__Given task__
Return the lines below that carry the word "document".

=====

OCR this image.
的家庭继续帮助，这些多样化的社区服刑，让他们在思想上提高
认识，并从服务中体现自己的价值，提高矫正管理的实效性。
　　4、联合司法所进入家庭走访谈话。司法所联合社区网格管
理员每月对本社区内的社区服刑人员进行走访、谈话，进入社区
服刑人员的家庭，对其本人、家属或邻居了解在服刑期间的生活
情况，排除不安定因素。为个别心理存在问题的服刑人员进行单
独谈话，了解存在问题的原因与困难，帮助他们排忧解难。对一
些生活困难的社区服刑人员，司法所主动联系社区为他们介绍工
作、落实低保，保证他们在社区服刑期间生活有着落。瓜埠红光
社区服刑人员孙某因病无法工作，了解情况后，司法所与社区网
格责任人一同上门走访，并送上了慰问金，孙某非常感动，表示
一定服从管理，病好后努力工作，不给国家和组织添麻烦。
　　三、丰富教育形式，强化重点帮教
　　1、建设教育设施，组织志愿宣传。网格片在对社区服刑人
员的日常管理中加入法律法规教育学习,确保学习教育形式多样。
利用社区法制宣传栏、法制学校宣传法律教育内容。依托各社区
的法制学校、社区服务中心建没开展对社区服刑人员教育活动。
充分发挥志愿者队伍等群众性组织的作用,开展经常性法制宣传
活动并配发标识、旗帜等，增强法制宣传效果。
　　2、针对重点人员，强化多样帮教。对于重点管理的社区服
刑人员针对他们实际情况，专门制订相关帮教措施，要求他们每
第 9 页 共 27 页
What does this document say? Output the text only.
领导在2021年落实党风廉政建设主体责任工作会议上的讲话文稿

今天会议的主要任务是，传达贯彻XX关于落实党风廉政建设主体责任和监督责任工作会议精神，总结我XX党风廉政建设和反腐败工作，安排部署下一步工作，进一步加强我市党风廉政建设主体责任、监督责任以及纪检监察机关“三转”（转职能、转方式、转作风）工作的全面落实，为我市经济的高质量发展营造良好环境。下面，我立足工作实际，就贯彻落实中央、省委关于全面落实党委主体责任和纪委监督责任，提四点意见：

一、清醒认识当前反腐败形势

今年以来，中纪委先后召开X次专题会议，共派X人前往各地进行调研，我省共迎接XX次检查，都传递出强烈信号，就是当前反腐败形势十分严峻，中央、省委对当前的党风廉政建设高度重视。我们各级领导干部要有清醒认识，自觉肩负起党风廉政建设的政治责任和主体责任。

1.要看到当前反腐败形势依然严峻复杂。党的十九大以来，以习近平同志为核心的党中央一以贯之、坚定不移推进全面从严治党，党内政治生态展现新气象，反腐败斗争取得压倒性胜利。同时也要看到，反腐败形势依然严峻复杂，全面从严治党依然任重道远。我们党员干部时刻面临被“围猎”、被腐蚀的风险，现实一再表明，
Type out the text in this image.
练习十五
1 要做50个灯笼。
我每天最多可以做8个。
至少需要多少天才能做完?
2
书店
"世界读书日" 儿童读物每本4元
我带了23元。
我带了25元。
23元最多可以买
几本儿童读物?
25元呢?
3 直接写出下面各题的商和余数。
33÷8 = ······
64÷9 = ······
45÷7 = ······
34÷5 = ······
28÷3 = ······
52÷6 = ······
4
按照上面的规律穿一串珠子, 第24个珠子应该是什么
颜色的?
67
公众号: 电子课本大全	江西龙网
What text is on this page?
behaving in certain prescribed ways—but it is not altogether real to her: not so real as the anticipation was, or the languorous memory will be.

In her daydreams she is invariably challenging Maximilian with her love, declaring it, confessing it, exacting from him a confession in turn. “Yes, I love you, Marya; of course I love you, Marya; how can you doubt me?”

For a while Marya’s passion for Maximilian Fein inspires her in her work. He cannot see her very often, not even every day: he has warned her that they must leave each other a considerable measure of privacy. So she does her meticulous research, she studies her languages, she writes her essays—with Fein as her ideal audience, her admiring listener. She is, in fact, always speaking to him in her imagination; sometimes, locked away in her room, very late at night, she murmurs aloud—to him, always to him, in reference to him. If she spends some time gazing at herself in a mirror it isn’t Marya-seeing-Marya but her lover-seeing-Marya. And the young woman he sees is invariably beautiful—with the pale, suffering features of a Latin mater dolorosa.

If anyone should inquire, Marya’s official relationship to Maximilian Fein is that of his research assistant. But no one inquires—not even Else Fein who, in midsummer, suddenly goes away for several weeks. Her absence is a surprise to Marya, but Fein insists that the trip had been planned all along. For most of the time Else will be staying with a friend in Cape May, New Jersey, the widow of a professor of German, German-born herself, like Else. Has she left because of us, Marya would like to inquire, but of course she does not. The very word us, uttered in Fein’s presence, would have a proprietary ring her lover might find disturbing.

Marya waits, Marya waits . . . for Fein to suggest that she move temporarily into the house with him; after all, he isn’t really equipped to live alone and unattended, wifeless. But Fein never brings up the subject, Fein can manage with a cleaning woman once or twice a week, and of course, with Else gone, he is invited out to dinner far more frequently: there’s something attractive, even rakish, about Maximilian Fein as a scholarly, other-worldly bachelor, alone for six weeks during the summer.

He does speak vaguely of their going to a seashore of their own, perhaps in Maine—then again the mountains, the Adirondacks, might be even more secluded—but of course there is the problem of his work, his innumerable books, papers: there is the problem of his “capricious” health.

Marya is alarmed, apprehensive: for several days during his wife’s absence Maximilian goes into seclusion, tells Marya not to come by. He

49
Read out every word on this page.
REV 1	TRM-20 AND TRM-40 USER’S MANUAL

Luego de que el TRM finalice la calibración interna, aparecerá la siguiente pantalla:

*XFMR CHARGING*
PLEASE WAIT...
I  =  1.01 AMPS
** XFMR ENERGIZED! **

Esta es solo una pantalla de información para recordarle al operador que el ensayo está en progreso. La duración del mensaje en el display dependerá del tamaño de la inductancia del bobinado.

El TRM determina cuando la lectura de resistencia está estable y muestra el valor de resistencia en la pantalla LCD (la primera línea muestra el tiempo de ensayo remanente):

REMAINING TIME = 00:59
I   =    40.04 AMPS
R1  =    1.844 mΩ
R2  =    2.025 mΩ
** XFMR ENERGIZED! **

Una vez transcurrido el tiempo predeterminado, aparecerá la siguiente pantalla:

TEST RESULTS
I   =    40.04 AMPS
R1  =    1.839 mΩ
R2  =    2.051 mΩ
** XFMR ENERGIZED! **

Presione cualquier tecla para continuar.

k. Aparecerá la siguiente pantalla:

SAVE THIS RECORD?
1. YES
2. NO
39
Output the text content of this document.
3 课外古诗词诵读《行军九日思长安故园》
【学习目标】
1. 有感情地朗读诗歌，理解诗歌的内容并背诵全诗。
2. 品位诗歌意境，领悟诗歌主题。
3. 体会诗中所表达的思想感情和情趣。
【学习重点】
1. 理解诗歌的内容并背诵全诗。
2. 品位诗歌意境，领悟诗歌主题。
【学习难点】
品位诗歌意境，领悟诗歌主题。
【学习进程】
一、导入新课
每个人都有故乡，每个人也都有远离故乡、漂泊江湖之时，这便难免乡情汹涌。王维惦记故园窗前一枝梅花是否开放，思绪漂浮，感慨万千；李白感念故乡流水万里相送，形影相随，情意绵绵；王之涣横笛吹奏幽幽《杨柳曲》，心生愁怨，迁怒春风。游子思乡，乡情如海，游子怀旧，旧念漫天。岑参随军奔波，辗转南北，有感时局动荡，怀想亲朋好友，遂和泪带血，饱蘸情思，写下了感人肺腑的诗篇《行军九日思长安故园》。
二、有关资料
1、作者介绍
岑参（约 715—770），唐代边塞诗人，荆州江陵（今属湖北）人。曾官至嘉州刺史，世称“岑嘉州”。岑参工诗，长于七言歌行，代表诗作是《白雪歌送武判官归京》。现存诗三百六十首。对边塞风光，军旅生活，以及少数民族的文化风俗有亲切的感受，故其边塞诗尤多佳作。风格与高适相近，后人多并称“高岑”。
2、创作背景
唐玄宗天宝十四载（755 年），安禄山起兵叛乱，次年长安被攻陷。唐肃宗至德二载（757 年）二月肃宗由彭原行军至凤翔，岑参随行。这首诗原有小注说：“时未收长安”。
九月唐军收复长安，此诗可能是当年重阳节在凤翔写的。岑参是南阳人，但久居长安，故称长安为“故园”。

=====

__Answer for this exercise__
What does this document say? Output the text only.
Output the text content of this document.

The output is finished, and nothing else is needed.